Select and copy out every line in the records containing "seguintes".
════════════════════
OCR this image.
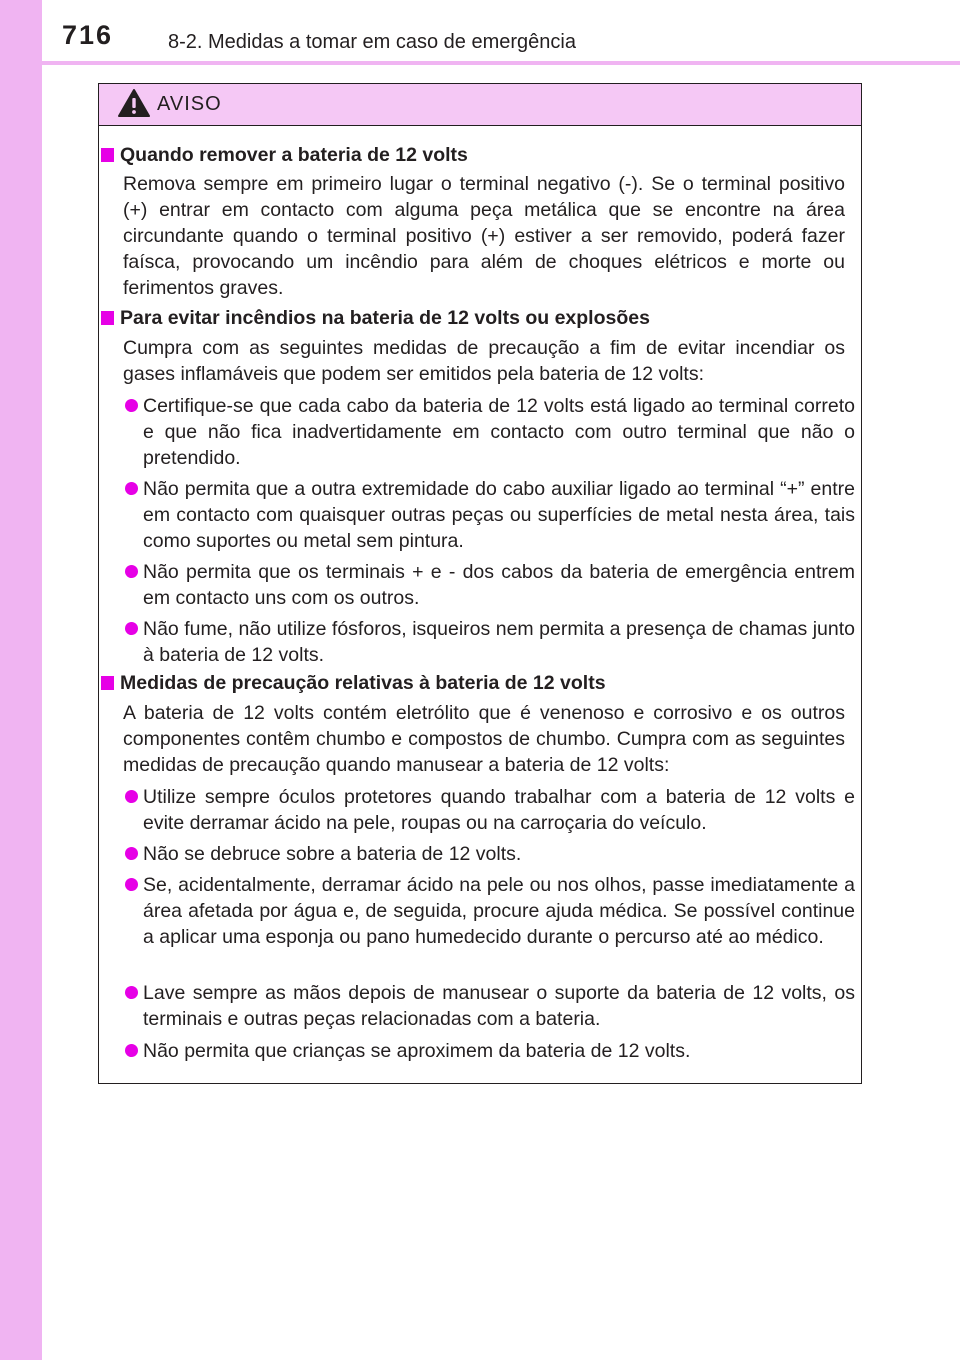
716	8-2. Medidas a tomar em caso de emergência
AVISO
Quando remover a bateria de 12 volts
Remova sempre em primeiro lugar o terminal negativo (-). Se o terminal positivo (+) entrar em contacto com alguma peça metálica que se encontre na área circundante quando o terminal positivo (+) estiver a ser removido, poderá fazer faísca, provocando um incêndio para além de choques elétricos e morte ou ferimentos graves.
Para evitar incêndios na bateria de 12 volts ou explosões
Cumpra com as seguintes medidas de precaução a fim de evitar incendiar os gases inflamáveis que podem ser emitidos pela bateria de 12 volts:
Certifique-se que cada cabo da bateria de 12 volts está ligado ao terminal correto e que não fica inadvertidamente em contacto com outro terminal que não o pretendido.
Não permita que a outra extremidade do cabo auxiliar ligado ao terminal “+” entre em contacto com quaisquer outras peças ou superfícies de metal nesta área, tais como suportes ou metal sem pintura.
Não permita que os terminais + e - dos cabos da bateria de emergência entrem em contacto uns com os outros.
Não fume, não utilize fósforos, isqueiros nem permita a presença de chamas junto à bateria de 12 volts.
Medidas de precaução relativas à bateria de 12 volts
A bateria de 12 volts contém eletrólito que é venenoso e corrosivo e os outros componentes contêm chumbo e compostos de chumbo. Cumpra com as seguintes medidas de precaução quando manusear a bateria de 12 volts:
Utilize sempre óculos protetores quando trabalhar com a bateria de 12 volts e evite derramar ácido na pele, roupas ou na carroçaria do veículo.
Não se debruce sobre a bateria de 12 volts.
Se, acidentalmente, derramar ácido na pele ou nos olhos, passe imediatamente a área afetada por água e, de seguida, procure ajuda médica. Se possível continue a aplicar uma esponja ou pano humedecido durante o percurso até ao médico.
Lave sempre as mãos depois de manusear o suporte da bateria de 12 volts, os terminais e outras peças relacionadas com a bateria.
Não permita que crianças se aproximem da bateria de 12 volts.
════════════════════
◆ Complete answer:
Cumpra com as seguintes medidas de precaução a fim de evitar incendiar os gases inflamáveis que podem ser emitidos pela bateria de 12 volts:
A bateria de 12 volts contém eletrólito que é venenoso e corrosivo e os outros componentes contêm chumbo e compostos de chumbo. Cumpra com as seguintes medidas de precaução quando manusear a bateria de 12 volts:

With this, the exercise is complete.